Excerto fornecido ::
_____

New York Times: Snowden “prestou um grande serviço ao seu país”
New York Times: Snowden “prestou um grande serviço ao seu país”
As direcções editoriais dos jornais The New York Times e The Guardianapelaram ao Governo dos Estados Unidos para que trate Edward Snowden como informador e lhe conceda alguma forma de clemência.“Considerando a enorme valia da informação que divulgou, e os abusos que revelou, o Sr. Snowden merece melhor do que uma vida de exílio permanente, medo e fuga. Pode ter cometido um crime para o fazer, mas prestou um grande serviço ao seu país. É tempo de os Estados Unidos oferecerem a Snowden um perdão ou alguma forma de clemência que lhe permita regressar”, escreve o jornal norte-americano.
A pena para o antigo analista da NSA (Agência Nacional de Segurança dos Estados Unidos) deverá, segundo o jornal norte-americano, ser “substancialmente reduzida” devido ao seu papel de denunciante. Snowden, acrescenta, deve poder dedicar a sua vida a defender uma “maior privacidade” e uma “muito mais forte” supervisão dos serviços de vigilância.
“Quando alguém revela que funcionários do governo violaram rotineira e deliberadamente a lei, essa pessoa não deve passar a vida na prisão, nas mãos desse mesmo governo”, considera o jornal, num texto editorial divulgado na quarta-feira. Com as revelações de Snowden, “o público ficou a saber com grande detalhe como a agência tinha ultrapassado o seu mandato e abusado da sua autoridade".
Também o britânicoGuardian, um dos jornais que divulgou em primeira mão informações fornecidas por Snowden, se manifestou, igualmente na quarta-feira, a favor de uma solução que valorize o papel do analista informático, por ter revelado "sérias questões de importância pública que antes estavam escondidas".

_____

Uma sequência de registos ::
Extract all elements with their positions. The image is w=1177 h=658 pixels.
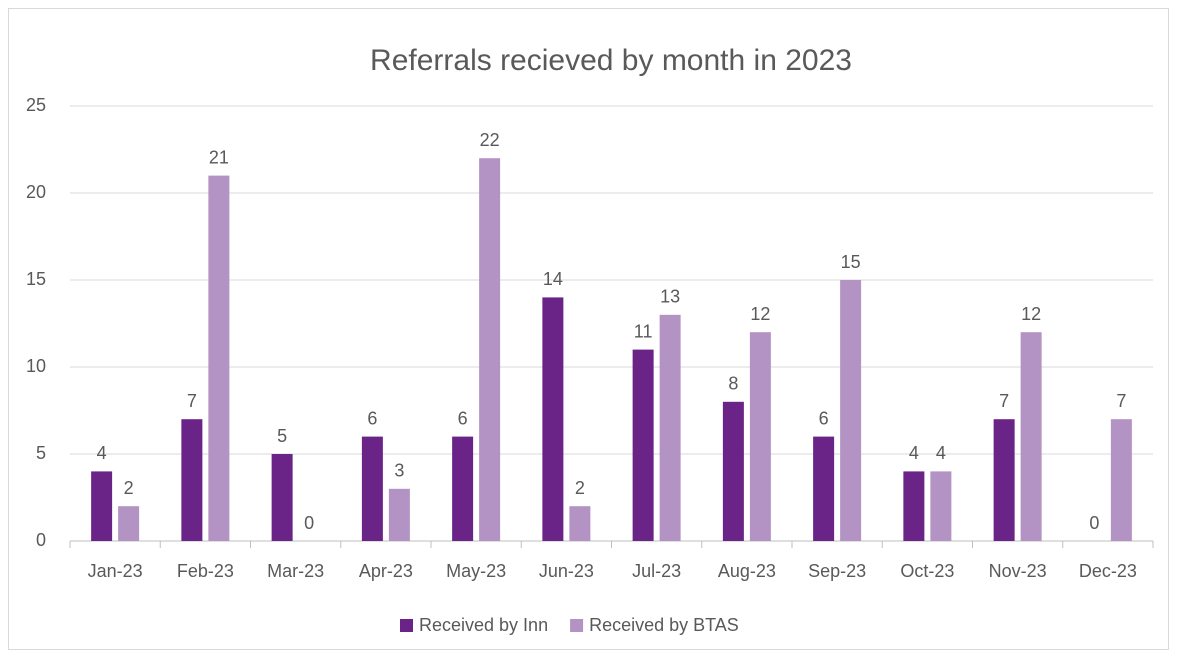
bar (91, 471, 113, 541)
bar (271, 454, 293, 541)
bar (569, 506, 591, 541)
data-label: 7 (999, 391, 1009, 411)
data-label: 4 (909, 443, 919, 463)
bar (722, 401, 744, 541)
bar (1020, 332, 1042, 541)
data-label: 6 (367, 408, 377, 428)
x-tick-label: Jan-23 (88, 561, 143, 581)
data-label: 22 (480, 130, 500, 150)
bar (659, 314, 681, 541)
x-tick-label: Feb-23 (177, 561, 234, 581)
x-tick-label: Sep-23 (808, 561, 866, 581)
y-tick-label: 5 (36, 443, 46, 463)
bar (452, 436, 474, 541)
bar (632, 349, 654, 541)
data-label: 8 (728, 374, 738, 394)
data-label: 3 (394, 461, 404, 481)
data-label: 14 (543, 269, 563, 289)
bar (181, 419, 203, 541)
data-label: 4 (97, 443, 107, 463)
data-label: 2 (124, 478, 134, 498)
bar (993, 419, 1015, 541)
y-tick-label: 0 (36, 530, 46, 550)
bar (479, 158, 501, 541)
bar (542, 297, 564, 541)
x-tick-label: Nov-23 (989, 561, 1047, 581)
data-label: 7 (187, 391, 197, 411)
bar (208, 175, 230, 541)
data-label: 0 (304, 513, 314, 533)
data-label: 2 (575, 478, 585, 498)
data-label: 21 (209, 147, 229, 167)
x-tick-label: Oct-23 (900, 561, 954, 581)
legend-swatch (400, 619, 413, 632)
chart-border (8, 8, 1169, 650)
bar (813, 436, 835, 541)
legend-label: Received by Inn (419, 615, 548, 635)
data-label: 6 (458, 408, 468, 428)
y-tick-label: 25 (26, 95, 46, 115)
data-label: 0 (1089, 513, 1099, 533)
x-tick-label: Aug-23 (718, 561, 776, 581)
bar (930, 471, 952, 541)
bar (361, 436, 383, 541)
bar (1110, 419, 1132, 541)
y-tick-label: 10 (26, 356, 46, 376)
bar (749, 332, 771, 541)
legend-swatch (570, 619, 584, 632)
y-tick-label: 20 (26, 182, 46, 202)
bar (903, 471, 925, 541)
data-label: 4 (936, 443, 946, 463)
data-label: 12 (1021, 304, 1041, 324)
x-tick-label: Jun-23 (539, 561, 594, 581)
x-tick-label: May-23 (446, 561, 506, 581)
data-label: 13 (660, 287, 680, 307)
bar (118, 506, 140, 541)
x-tick-label: Dec-23 (1079, 561, 1137, 581)
data-label: 11 (634, 321, 653, 341)
y-tick-label: 15 (26, 269, 46, 289)
x-tick-label: Apr-23 (359, 561, 413, 581)
data-label: 12 (750, 304, 770, 324)
bar (840, 280, 862, 541)
chart-title: Referrals recieved by month in 2023 (370, 44, 852, 77)
data-label: 15 (841, 252, 861, 272)
bar (388, 488, 410, 541)
data-label: 6 (819, 408, 829, 428)
x-tick-label: Jul-23 (632, 561, 681, 581)
data-label: 5 (277, 426, 287, 446)
x-tick-label: Mar-23 (267, 561, 324, 581)
legend-label: Received by BTAS (589, 615, 739, 635)
data-label: 7 (1116, 391, 1126, 411)
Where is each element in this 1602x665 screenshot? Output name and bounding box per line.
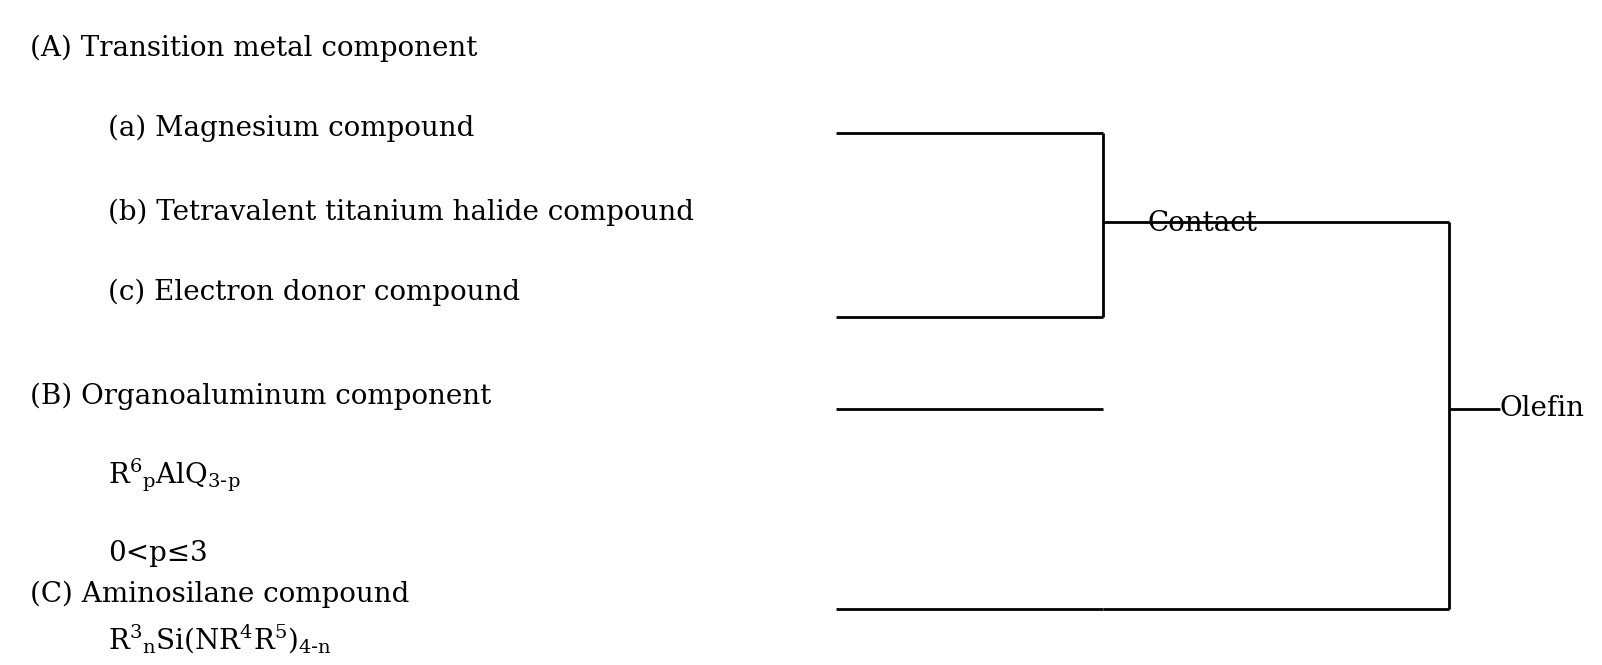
Text: (A) Transition metal component: (A) Transition metal component xyxy=(30,35,477,62)
Text: $\mathregular{R^3{}_n Si(NR^4R^5)_{4\text{-}n}}$: $\mathregular{R^3{}_n Si(NR^4R^5)_{4\tex… xyxy=(109,622,332,656)
Text: Olefin: Olefin xyxy=(1499,396,1584,422)
Text: (c) Electron donor compound: (c) Electron donor compound xyxy=(109,279,521,306)
Text: (B) Organoaluminum component: (B) Organoaluminum component xyxy=(30,382,490,410)
Text: Contact: Contact xyxy=(1147,210,1258,237)
Text: (b) Tetravalent titanium halide compound: (b) Tetravalent titanium halide compound xyxy=(109,199,694,226)
Text: (C) Aminosilane compound: (C) Aminosilane compound xyxy=(30,581,409,608)
Text: $\mathregular{R^6{}_p AlQ_{3\text{-}p}}$: $\mathregular{R^6{}_p AlQ_{3\text{-}p}}$ xyxy=(109,456,240,493)
Text: 0<p≤3: 0<p≤3 xyxy=(109,540,208,567)
Text: (a) Magnesium compound: (a) Magnesium compound xyxy=(109,114,474,142)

_____

Tarefa breve :: No texto sobre Edward Snowden, enumere todas as expressões citadas entre aspas no parágrafo que começa por «A pena para o antigo analista da NSA». Os registos não intervêm em nada do que aqui se pede.

Resultado final ::
- substancialmente reduzida
- maior privacidade
- muito mais forte